··· INPUT DATA
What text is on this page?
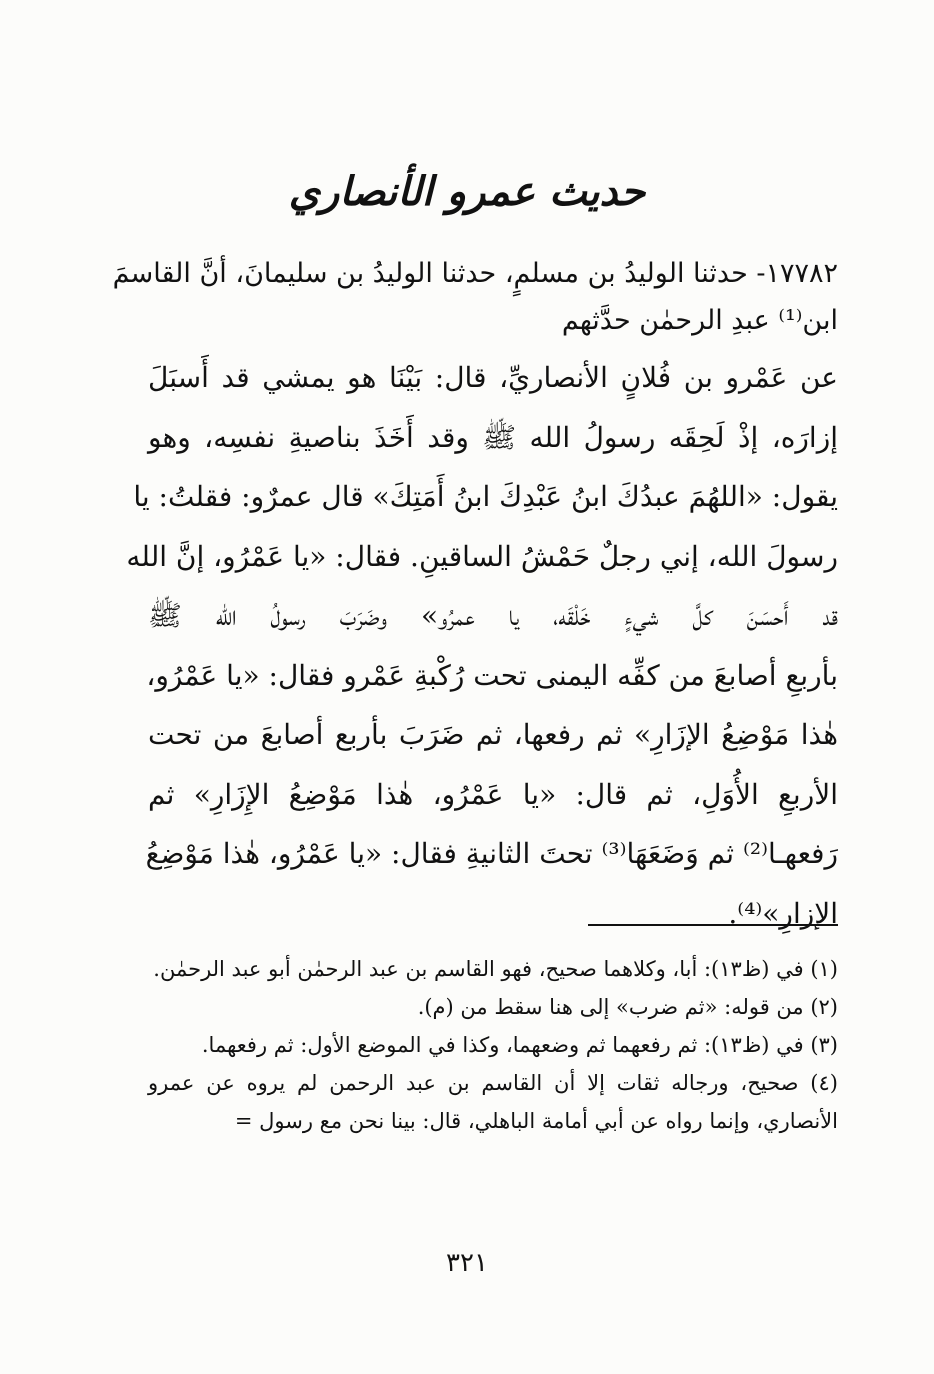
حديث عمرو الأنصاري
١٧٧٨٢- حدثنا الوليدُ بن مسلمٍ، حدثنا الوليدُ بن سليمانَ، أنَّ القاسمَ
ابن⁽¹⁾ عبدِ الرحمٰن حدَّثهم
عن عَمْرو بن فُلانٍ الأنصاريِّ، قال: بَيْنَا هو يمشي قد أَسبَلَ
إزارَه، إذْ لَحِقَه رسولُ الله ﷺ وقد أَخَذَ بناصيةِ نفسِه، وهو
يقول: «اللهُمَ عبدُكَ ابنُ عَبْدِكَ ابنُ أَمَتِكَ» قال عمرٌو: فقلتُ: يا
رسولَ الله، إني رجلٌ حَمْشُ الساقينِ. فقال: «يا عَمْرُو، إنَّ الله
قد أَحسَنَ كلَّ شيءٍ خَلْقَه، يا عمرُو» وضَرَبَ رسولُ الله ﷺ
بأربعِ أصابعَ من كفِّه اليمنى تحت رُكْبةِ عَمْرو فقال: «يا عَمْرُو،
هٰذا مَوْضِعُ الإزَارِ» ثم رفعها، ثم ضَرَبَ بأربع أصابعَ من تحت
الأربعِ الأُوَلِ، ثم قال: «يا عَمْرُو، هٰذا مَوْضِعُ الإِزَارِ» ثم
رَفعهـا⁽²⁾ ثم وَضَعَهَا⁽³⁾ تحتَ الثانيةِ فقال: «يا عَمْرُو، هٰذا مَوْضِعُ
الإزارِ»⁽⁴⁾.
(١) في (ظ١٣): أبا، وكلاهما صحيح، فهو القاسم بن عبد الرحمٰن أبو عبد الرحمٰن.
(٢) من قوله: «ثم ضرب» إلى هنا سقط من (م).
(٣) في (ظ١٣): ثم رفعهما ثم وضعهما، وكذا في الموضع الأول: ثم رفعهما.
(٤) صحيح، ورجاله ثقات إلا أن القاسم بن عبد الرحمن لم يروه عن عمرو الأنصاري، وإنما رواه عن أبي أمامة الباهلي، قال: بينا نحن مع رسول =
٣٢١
······
* [STATED PROBLEM] Leave out the pictures and output every record above precisely as given.

* [WORKED ANSWER]
What text is on this page?
حديث عمرو الأنصاري
١٧٧٨٢- حدثنا الوليدُ بن مسلمٍ، حدثنا الوليدُ بن سليمانَ، أنَّ القاسمَ
ابن⁽¹⁾ عبدِ الرحمٰن حدَّثهم
عن عَمْرو بن فُلانٍ الأنصاريِّ، قال: بَيْنَا هو يمشي قد أَسبَلَ
إزارَه، إذْ لَحِقَه رسولُ الله ﷺ وقد أَخَذَ بناصيةِ نفسِه، وهو
يقول: «اللهُمَ عبدُكَ ابنُ عَبْدِكَ ابنُ أَمَتِكَ» قال عمرٌو: فقلتُ: يا
رسولَ الله، إني رجلٌ حَمْشُ الساقينِ. فقال: «يا عَمْرُو، إنَّ الله
قد أَحسَنَ كلَّ شيءٍ خَلْقَه، يا عمرُو» وضَرَبَ رسولُ الله ﷺ
بأربعِ أصابعَ من كفِّه اليمنى تحت رُكْبةِ عَمْرو فقال: «يا عَمْرُو،
هٰذا مَوْضِعُ الإزَارِ» ثم رفعها، ثم ضَرَبَ بأربع أصابعَ من تحت
الأربعِ الأُوَلِ، ثم قال: «يا عَمْرُو، هٰذا مَوْضِعُ الإِزَارِ» ثم
رَفعهـا⁽²⁾ ثم وَضَعَهَا⁽³⁾ تحتَ الثانيةِ فقال: «يا عَمْرُو، هٰذا مَوْضِعُ
الإزارِ»⁽⁴⁾.
(١) في (ظ١٣): أبا، وكلاهما صحيح، فهو القاسم بن عبد الرحمٰن أبو عبد الرحمٰن.
(٢) من قوله: «ثم ضرب» إلى هنا سقط من (م).
(٣) في (ظ١٣): ثم رفعهما ثم وضعهما، وكذا في الموضع الأول: ثم رفعهما.
(٤) صحيح، ورجاله ثقات إلا أن القاسم بن عبد الرحمن لم يروه عن عمرو الأنصاري، وإنما رواه عن أبي أمامة الباهلي، قال: بينا نحن مع رسول =
٣٢١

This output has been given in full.